-- WORKING DATA start --

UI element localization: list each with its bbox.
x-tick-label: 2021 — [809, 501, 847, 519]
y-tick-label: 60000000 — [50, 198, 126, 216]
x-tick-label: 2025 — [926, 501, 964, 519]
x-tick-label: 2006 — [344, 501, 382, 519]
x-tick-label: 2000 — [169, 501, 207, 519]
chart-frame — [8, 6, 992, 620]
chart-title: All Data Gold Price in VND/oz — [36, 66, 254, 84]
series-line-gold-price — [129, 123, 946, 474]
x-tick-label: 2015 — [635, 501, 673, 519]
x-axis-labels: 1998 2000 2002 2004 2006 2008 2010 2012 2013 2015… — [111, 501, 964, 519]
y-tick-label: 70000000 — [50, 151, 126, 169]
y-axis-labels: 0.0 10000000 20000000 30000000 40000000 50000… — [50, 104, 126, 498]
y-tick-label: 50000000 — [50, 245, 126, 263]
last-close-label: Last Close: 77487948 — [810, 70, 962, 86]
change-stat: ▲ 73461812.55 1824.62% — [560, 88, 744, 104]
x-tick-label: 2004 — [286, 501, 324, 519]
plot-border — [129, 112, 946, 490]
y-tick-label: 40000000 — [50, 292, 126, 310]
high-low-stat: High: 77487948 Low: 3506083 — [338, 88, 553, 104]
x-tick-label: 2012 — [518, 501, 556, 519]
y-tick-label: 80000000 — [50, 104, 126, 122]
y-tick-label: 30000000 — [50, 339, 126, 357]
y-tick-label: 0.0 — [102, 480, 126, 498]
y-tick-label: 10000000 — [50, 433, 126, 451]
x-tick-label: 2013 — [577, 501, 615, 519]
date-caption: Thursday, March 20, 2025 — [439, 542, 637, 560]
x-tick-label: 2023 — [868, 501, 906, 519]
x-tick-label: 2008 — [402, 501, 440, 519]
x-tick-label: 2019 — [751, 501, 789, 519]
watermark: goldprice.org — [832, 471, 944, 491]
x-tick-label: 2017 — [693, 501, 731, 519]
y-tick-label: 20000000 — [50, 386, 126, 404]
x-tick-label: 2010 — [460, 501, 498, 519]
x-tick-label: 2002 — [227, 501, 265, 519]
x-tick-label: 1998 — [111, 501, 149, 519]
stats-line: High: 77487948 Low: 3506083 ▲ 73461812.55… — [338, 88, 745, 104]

-- WORKING DATA end --

-- WRITTEN REQUEST --
Output every line of the material above unchanged, in the same order.

-- RESPONSE TO THIS EXERCISE --
UI element localization: list each with its bbox.
x-tick-label: 2021 — [809, 501, 847, 519]
y-tick-label: 60000000 — [50, 198, 126, 216]
x-tick-label: 2025 — [926, 501, 964, 519]
x-tick-label: 2006 — [344, 501, 382, 519]
x-tick-label: 2000 — [169, 501, 207, 519]
chart-frame — [8, 6, 992, 620]
chart-title: All Data Gold Price in VND/oz — [36, 66, 254, 84]
series-line-gold-price — [129, 123, 946, 474]
x-tick-label: 2015 — [635, 501, 673, 519]
x-axis-labels: 1998 2000 2002 2004 2006 2008 2010 2012 2013 2015… — [111, 501, 964, 519]
y-tick-label: 70000000 — [50, 151, 126, 169]
y-axis-labels: 0.0 10000000 20000000 30000000 40000000 50000… — [50, 104, 126, 498]
y-tick-label: 50000000 — [50, 245, 126, 263]
last-close-label: Last Close: 77487948 — [810, 70, 962, 86]
change-stat: ▲ 73461812.55 1824.62% — [560, 88, 744, 104]
x-tick-label: 2004 — [286, 501, 324, 519]
plot-border — [129, 112, 946, 490]
y-tick-label: 40000000 — [50, 292, 126, 310]
high-low-stat: High: 77487948 Low: 3506083 — [338, 88, 553, 104]
x-tick-label: 2012 — [518, 501, 556, 519]
y-tick-label: 80000000 — [50, 104, 126, 122]
y-tick-label: 30000000 — [50, 339, 126, 357]
y-tick-label: 0.0 — [102, 480, 126, 498]
y-tick-label: 10000000 — [50, 433, 126, 451]
x-tick-label: 2013 — [577, 501, 615, 519]
date-caption: Thursday, March 20, 2025 — [439, 542, 637, 560]
x-tick-label: 2023 — [868, 501, 906, 519]
x-tick-label: 2008 — [402, 501, 440, 519]
x-tick-label: 2019 — [751, 501, 789, 519]
watermark: goldprice.org — [832, 471, 944, 491]
x-tick-label: 2017 — [693, 501, 731, 519]
y-tick-label: 20000000 — [50, 386, 126, 404]
x-tick-label: 2010 — [460, 501, 498, 519]
x-tick-label: 2002 — [227, 501, 265, 519]
x-tick-label: 1998 — [111, 501, 149, 519]
stats-line: High: 77487948 Low: 3506083 ▲ 73461812.55… — [338, 88, 745, 104]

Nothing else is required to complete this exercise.